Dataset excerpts
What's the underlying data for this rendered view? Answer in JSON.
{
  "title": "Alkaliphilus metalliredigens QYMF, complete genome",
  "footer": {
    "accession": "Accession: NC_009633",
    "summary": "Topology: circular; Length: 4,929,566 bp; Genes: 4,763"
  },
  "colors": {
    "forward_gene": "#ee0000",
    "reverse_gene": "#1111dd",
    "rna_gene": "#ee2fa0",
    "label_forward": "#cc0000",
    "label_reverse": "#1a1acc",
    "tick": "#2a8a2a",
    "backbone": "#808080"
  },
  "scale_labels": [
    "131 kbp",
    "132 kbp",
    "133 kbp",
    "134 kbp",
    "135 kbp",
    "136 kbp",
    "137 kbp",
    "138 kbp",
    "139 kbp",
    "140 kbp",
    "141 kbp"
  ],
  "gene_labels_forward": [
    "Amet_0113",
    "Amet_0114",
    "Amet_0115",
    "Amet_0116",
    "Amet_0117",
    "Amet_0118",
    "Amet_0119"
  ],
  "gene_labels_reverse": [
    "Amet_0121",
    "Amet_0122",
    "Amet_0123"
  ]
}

WHAT THIS TASK INVOLVES → Every record should be repeated exactly; please leave none out.

WRITTEN SOLUTION →
What's the underlying data for this rendered view? Answer in JSON.
{
  "title": "Alkaliphilus metalliredigens QYMF, complete genome",
  "footer": {
    "accession": "Accession: NC_009633",
    "summary": "Topology: circular; Length: 4,929,566 bp; Genes: 4,763"
  },
  "colors": {
    "forward_gene": "#ee0000",
    "reverse_gene": "#1111dd",
    "rna_gene": "#ee2fa0",
    "label_forward": "#cc0000",
    "label_reverse": "#1a1acc",
    "tick": "#2a8a2a",
    "backbone": "#808080"
  },
  "scale_labels": [
    "131 kbp",
    "132 kbp",
    "133 kbp",
    "134 kbp",
    "135 kbp",
    "136 kbp",
    "137 kbp",
    "138 kbp",
    "139 kbp",
    "140 kbp",
    "141 kbp"
  ],
  "gene_labels_forward": [
    "Amet_0113",
    "Amet_0114",
    "Amet_0115",
    "Amet_0116",
    "Amet_0117",
    "Amet_0118",
    "Amet_0119"
  ],
  "gene_labels_reverse": [
    "Amet_0121",
    "Amet_0122",
    "Amet_0123"
  ]
}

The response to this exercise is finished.